Begin Entries

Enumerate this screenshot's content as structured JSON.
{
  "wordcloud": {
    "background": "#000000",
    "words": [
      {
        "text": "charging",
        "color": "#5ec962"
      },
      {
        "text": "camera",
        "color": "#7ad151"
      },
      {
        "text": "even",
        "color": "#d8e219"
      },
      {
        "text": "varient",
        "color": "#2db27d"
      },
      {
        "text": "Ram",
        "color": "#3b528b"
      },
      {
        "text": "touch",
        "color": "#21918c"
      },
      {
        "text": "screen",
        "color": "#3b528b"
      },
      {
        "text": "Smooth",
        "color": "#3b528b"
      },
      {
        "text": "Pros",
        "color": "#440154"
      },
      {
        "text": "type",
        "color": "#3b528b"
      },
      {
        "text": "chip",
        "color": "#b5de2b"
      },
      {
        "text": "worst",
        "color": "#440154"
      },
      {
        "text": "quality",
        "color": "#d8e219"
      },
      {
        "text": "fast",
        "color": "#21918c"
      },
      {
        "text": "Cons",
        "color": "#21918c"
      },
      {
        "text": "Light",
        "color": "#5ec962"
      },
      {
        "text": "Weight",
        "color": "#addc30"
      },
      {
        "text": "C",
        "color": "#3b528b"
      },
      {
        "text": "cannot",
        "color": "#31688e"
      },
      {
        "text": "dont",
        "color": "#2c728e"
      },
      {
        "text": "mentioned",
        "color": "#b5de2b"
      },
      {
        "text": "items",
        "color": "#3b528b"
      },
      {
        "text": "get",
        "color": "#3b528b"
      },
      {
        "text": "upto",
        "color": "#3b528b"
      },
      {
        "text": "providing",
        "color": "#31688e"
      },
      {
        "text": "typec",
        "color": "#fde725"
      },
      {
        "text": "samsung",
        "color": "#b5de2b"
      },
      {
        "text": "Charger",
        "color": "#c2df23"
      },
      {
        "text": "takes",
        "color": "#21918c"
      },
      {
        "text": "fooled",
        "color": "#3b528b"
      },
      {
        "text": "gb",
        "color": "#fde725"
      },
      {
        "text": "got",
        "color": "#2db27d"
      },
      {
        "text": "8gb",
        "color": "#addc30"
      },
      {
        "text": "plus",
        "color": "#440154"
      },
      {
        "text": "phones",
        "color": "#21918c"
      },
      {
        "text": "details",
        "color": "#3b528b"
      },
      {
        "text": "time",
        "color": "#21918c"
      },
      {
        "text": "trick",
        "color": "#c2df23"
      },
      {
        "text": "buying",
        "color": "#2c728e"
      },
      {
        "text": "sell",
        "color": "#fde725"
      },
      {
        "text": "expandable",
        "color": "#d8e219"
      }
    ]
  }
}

End Entries

▸ **What is expected**
Would you write down every record again, exactly?

▸ **Task solution**
Enumerate this screenshot's content as structured JSON.
{
  "wordcloud": {
    "background": "#000000",
    "words": [
      {
        "text": "charging",
        "color": "#5ec962"
      },
      {
        "text": "camera",
        "color": "#7ad151"
      },
      {
        "text": "even",
        "color": "#d8e219"
      },
      {
        "text": "varient",
        "color": "#2db27d"
      },
      {
        "text": "Ram",
        "color": "#3b528b"
      },
      {
        "text": "touch",
        "color": "#21918c"
      },
      {
        "text": "screen",
        "color": "#3b528b"
      },
      {
        "text": "Smooth",
        "color": "#3b528b"
      },
      {
        "text": "Pros",
        "color": "#440154"
      },
      {
        "text": "type",
        "color": "#3b528b"
      },
      {
        "text": "chip",
        "color": "#b5de2b"
      },
      {
        "text": "worst",
        "color": "#440154"
      },
      {
        "text": "quality",
        "color": "#d8e219"
      },
      {
        "text": "fast",
        "color": "#21918c"
      },
      {
        "text": "Cons",
        "color": "#21918c"
      },
      {
        "text": "Light",
        "color": "#5ec962"
      },
      {
        "text": "Weight",
        "color": "#addc30"
      },
      {
        "text": "C",
        "color": "#3b528b"
      },
      {
        "text": "cannot",
        "color": "#31688e"
      },
      {
        "text": "dont",
        "color": "#2c728e"
      },
      {
        "text": "mentioned",
        "color": "#b5de2b"
      },
      {
        "text": "items",
        "color": "#3b528b"
      },
      {
        "text": "get",
        "color": "#3b528b"
      },
      {
        "text": "upto",
        "color": "#3b528b"
      },
      {
        "text": "providing",
        "color": "#31688e"
      },
      {
        "text": "typec",
        "color": "#fde725"
      },
      {
        "text": "samsung",
        "color": "#b5de2b"
      },
      {
        "text": "Charger",
        "color": "#c2df23"
      },
      {
        "text": "takes",
        "color": "#21918c"
      },
      {
        "text": "fooled",
        "color": "#3b528b"
      },
      {
        "text": "gb",
        "color": "#fde725"
      },
      {
        "text": "got",
        "color": "#2db27d"
      },
      {
        "text": "8gb",
        "color": "#addc30"
      },
      {
        "text": "plus",
        "color": "#440154"
      },
      {
        "text": "phones",
        "color": "#21918c"
      },
      {
        "text": "details",
        "color": "#3b528b"
      },
      {
        "text": "time",
        "color": "#21918c"
      },
      {
        "text": "trick",
        "color": "#c2df23"
      },
      {
        "text": "buying",
        "color": "#2c728e"
      },
      {
        "text": "sell",
        "color": "#fde725"
      },
      {
        "text": "expandable",
        "color": "#d8e219"
      }
    ]
  }
}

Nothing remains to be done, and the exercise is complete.